Task instructions.
Check each line of the material below for "avec", then copy the ones that contain it.

Working data.
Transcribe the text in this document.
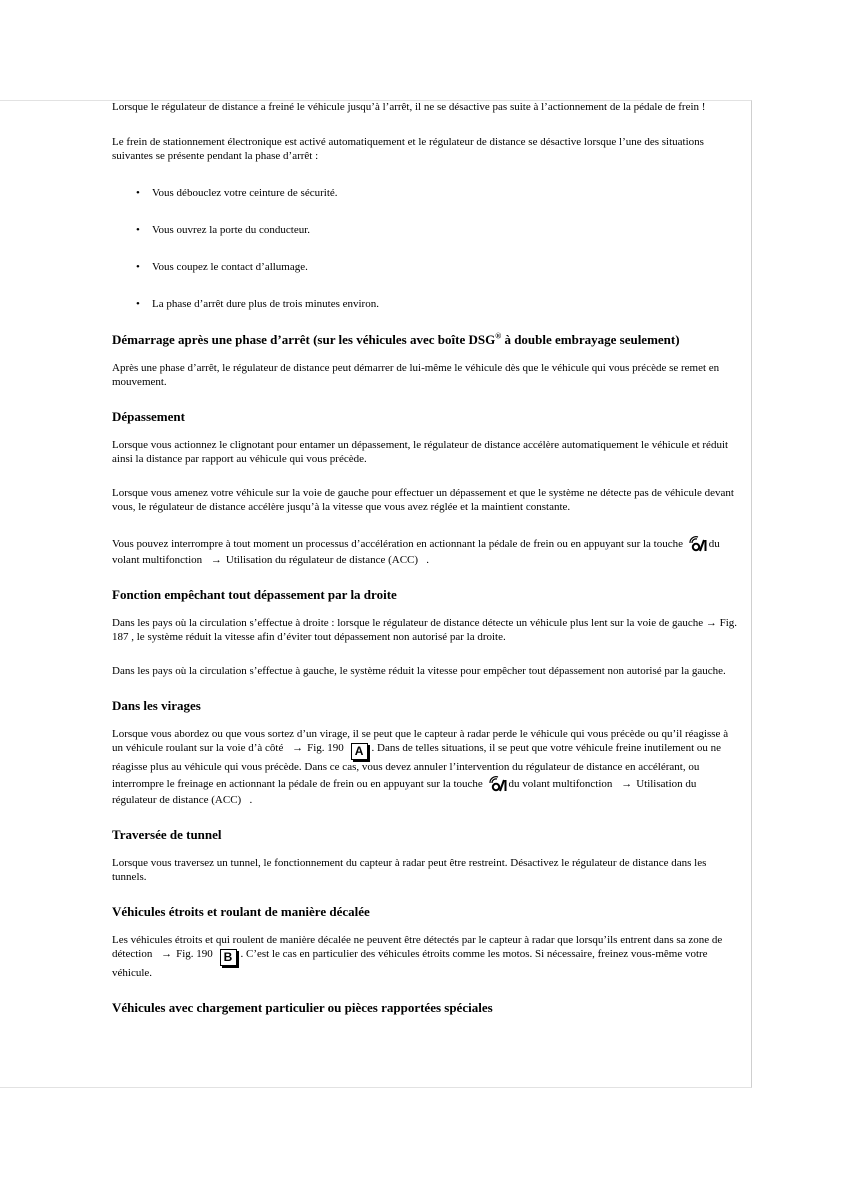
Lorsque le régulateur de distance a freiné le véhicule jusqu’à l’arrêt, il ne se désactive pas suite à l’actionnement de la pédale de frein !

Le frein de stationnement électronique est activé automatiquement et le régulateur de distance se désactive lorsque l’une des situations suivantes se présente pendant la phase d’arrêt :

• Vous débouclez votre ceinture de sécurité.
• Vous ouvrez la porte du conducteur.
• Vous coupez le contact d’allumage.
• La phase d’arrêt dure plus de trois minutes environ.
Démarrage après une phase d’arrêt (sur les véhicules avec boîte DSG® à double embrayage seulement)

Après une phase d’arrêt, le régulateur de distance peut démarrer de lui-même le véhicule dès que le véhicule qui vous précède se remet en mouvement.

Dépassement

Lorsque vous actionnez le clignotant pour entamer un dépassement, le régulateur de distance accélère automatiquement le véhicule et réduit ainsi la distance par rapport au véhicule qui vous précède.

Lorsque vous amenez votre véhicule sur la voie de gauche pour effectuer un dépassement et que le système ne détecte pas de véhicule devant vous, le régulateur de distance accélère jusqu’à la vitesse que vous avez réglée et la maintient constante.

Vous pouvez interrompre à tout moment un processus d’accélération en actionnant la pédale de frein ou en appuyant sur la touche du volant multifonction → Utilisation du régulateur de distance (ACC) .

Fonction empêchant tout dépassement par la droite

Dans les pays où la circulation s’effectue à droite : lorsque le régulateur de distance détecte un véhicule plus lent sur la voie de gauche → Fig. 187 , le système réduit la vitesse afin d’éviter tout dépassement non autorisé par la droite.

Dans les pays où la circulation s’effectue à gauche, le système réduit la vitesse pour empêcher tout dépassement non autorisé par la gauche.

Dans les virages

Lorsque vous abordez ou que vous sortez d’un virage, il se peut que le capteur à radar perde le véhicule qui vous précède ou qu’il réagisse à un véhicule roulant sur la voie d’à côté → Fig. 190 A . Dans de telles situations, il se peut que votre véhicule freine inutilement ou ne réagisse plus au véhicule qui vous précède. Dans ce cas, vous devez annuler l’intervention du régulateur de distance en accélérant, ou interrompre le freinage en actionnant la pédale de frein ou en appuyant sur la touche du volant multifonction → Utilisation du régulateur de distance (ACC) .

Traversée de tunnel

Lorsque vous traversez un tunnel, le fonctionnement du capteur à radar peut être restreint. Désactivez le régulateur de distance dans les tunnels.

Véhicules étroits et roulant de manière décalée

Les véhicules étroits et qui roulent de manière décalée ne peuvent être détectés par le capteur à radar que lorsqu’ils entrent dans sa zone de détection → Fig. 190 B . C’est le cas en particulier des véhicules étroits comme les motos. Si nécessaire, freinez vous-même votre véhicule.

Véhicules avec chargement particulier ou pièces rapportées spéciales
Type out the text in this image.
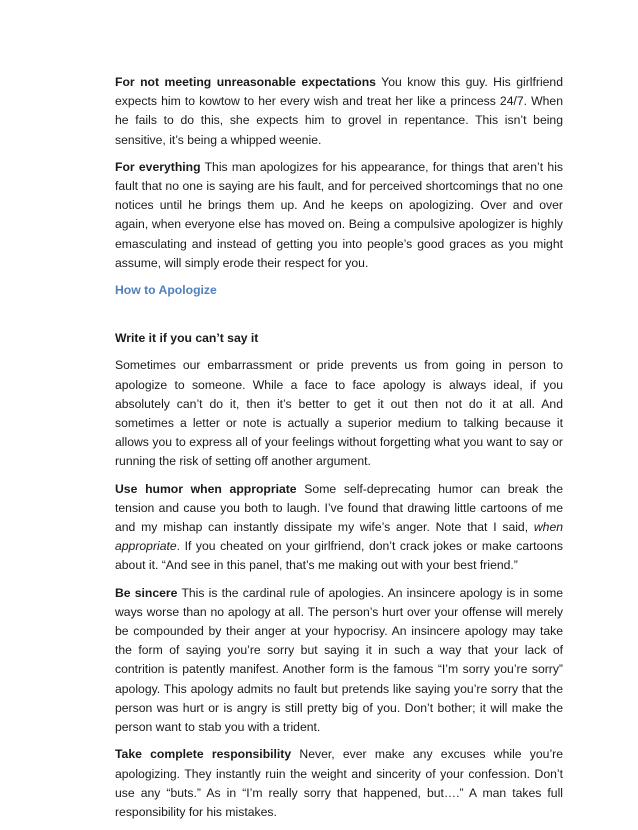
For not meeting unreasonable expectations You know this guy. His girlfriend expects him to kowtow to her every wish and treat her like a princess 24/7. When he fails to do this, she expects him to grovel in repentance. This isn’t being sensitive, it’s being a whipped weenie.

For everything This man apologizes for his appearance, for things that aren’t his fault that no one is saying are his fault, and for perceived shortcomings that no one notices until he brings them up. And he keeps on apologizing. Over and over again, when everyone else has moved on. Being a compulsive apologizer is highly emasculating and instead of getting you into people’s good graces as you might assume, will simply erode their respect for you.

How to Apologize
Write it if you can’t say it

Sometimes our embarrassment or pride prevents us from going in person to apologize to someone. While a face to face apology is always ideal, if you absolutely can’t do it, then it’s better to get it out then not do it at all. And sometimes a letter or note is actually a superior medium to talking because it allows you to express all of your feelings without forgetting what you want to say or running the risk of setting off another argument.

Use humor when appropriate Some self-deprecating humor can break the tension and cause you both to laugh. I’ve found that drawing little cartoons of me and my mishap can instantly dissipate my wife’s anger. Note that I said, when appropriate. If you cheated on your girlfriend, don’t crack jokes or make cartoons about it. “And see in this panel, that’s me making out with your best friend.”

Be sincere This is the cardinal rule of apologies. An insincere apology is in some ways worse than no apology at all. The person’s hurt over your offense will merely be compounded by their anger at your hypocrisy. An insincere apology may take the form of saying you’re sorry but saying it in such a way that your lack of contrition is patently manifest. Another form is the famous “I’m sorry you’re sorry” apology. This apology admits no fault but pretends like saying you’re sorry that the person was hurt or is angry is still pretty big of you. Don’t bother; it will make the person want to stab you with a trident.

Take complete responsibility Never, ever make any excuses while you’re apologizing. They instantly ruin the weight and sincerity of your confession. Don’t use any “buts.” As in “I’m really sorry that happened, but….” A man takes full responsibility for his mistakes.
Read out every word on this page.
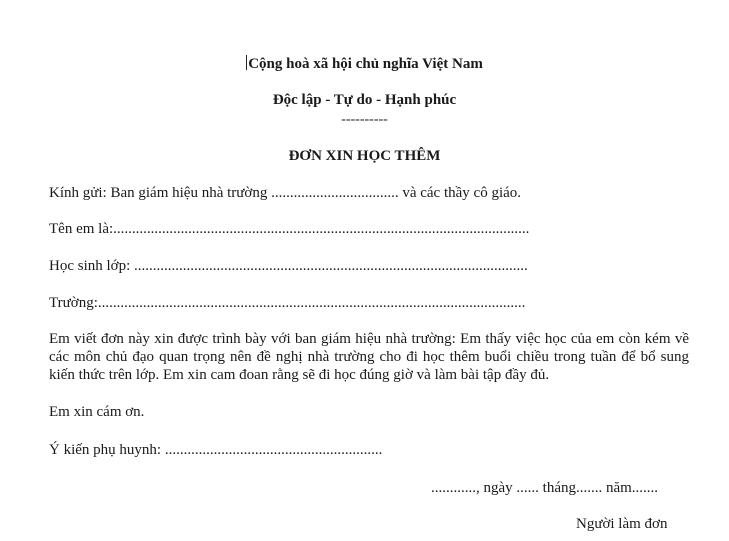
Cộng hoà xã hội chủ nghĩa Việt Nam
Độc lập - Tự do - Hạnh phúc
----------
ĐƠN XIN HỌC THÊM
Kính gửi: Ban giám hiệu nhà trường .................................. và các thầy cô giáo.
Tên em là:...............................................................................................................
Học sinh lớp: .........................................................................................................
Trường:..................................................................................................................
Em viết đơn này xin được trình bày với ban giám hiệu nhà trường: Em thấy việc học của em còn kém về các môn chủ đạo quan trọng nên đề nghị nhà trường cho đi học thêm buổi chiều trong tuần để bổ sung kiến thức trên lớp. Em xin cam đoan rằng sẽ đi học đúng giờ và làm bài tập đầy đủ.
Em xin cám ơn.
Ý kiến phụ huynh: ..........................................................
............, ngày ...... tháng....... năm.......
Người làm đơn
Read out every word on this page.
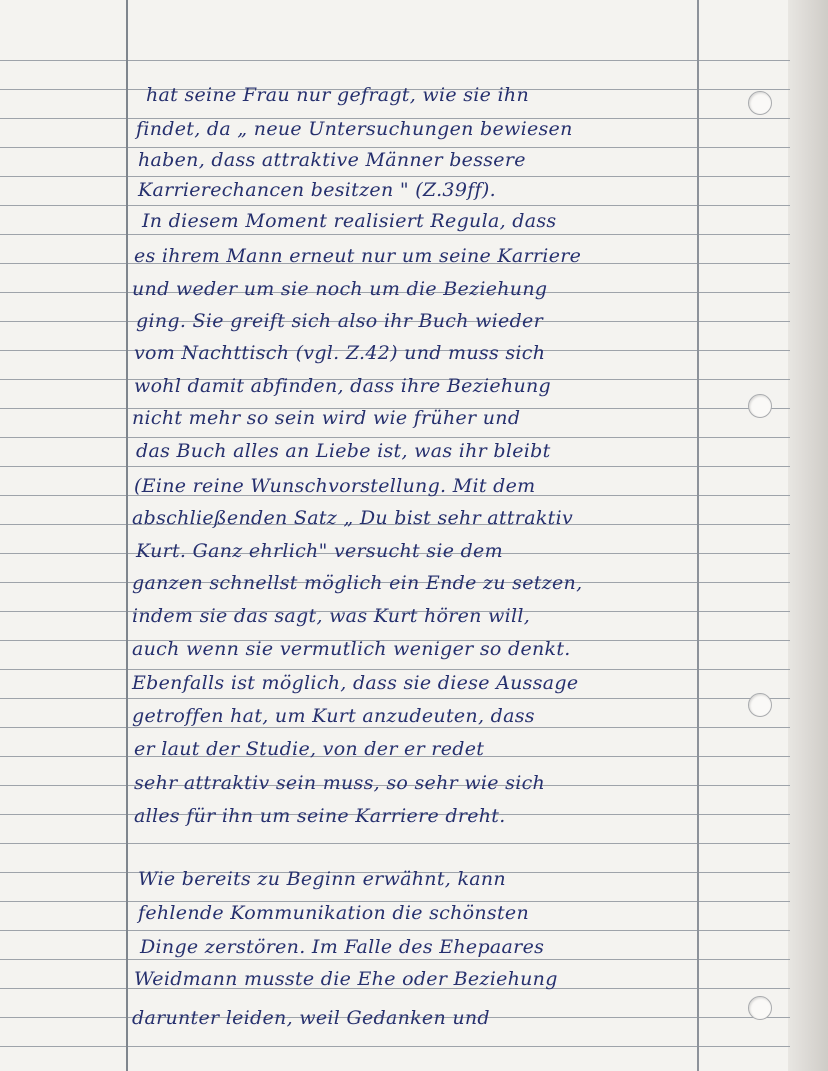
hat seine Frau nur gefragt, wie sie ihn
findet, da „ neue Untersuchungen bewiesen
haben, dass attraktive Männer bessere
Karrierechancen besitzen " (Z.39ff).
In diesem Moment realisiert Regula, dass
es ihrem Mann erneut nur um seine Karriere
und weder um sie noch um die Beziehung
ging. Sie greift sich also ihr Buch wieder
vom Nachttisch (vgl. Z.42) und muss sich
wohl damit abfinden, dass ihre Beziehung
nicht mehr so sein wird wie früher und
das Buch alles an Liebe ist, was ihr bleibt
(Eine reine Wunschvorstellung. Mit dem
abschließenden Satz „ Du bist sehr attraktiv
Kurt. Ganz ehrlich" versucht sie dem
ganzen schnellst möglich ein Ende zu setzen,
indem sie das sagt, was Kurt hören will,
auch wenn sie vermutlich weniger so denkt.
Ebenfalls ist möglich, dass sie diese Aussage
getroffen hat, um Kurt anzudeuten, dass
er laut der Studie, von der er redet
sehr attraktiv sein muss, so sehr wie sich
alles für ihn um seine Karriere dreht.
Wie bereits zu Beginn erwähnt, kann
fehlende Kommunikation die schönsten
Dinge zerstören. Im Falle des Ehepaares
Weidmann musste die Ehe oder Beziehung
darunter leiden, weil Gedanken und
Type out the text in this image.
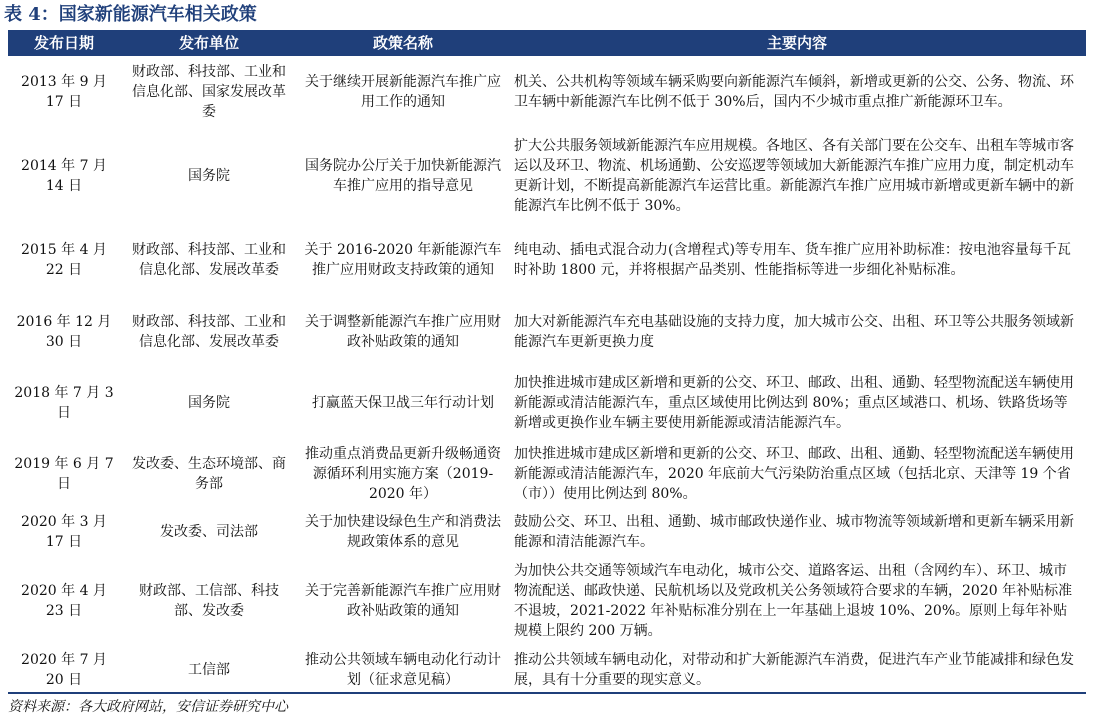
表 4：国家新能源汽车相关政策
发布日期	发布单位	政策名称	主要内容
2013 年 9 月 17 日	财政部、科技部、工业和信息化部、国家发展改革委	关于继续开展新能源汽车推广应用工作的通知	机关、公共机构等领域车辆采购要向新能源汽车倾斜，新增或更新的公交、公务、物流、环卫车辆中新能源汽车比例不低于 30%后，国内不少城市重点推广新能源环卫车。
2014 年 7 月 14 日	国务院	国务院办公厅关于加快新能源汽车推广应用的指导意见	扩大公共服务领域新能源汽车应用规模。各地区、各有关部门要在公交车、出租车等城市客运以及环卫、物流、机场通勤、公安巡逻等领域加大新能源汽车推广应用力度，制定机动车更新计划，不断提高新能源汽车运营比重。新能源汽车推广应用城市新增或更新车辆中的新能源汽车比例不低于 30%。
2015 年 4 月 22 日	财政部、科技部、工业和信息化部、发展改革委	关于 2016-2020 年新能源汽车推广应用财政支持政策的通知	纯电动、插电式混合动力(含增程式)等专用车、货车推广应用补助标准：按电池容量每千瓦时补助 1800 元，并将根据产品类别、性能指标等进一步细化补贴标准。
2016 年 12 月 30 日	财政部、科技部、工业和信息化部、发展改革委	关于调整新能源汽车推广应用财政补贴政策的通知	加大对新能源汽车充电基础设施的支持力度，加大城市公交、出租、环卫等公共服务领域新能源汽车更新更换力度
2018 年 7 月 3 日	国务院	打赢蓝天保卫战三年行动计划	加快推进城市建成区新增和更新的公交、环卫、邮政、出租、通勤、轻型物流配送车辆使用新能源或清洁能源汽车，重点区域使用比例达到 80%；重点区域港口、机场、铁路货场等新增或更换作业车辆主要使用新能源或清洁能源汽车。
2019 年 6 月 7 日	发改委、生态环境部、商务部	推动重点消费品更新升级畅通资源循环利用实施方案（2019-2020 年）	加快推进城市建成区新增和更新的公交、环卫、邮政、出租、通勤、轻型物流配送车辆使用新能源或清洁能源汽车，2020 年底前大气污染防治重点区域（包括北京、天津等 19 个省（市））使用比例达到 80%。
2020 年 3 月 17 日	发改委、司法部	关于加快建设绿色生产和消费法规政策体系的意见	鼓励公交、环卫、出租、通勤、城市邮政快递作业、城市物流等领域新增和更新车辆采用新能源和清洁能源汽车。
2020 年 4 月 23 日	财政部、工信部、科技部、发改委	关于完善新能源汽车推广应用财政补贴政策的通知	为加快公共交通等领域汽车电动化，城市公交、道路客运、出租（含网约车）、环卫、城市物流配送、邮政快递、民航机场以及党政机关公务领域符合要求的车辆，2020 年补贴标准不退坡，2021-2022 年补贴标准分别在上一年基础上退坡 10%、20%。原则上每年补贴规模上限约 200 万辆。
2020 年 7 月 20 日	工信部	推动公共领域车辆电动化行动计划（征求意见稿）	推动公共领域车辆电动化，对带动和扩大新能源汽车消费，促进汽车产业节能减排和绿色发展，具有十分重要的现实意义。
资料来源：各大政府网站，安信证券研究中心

Output below.
Démarrage après une phase d’arrêt (sur les véhicules avec boîte DSG® à double embrayage seulement)
Véhicules avec chargement particulier ou pièces rapportées spéciales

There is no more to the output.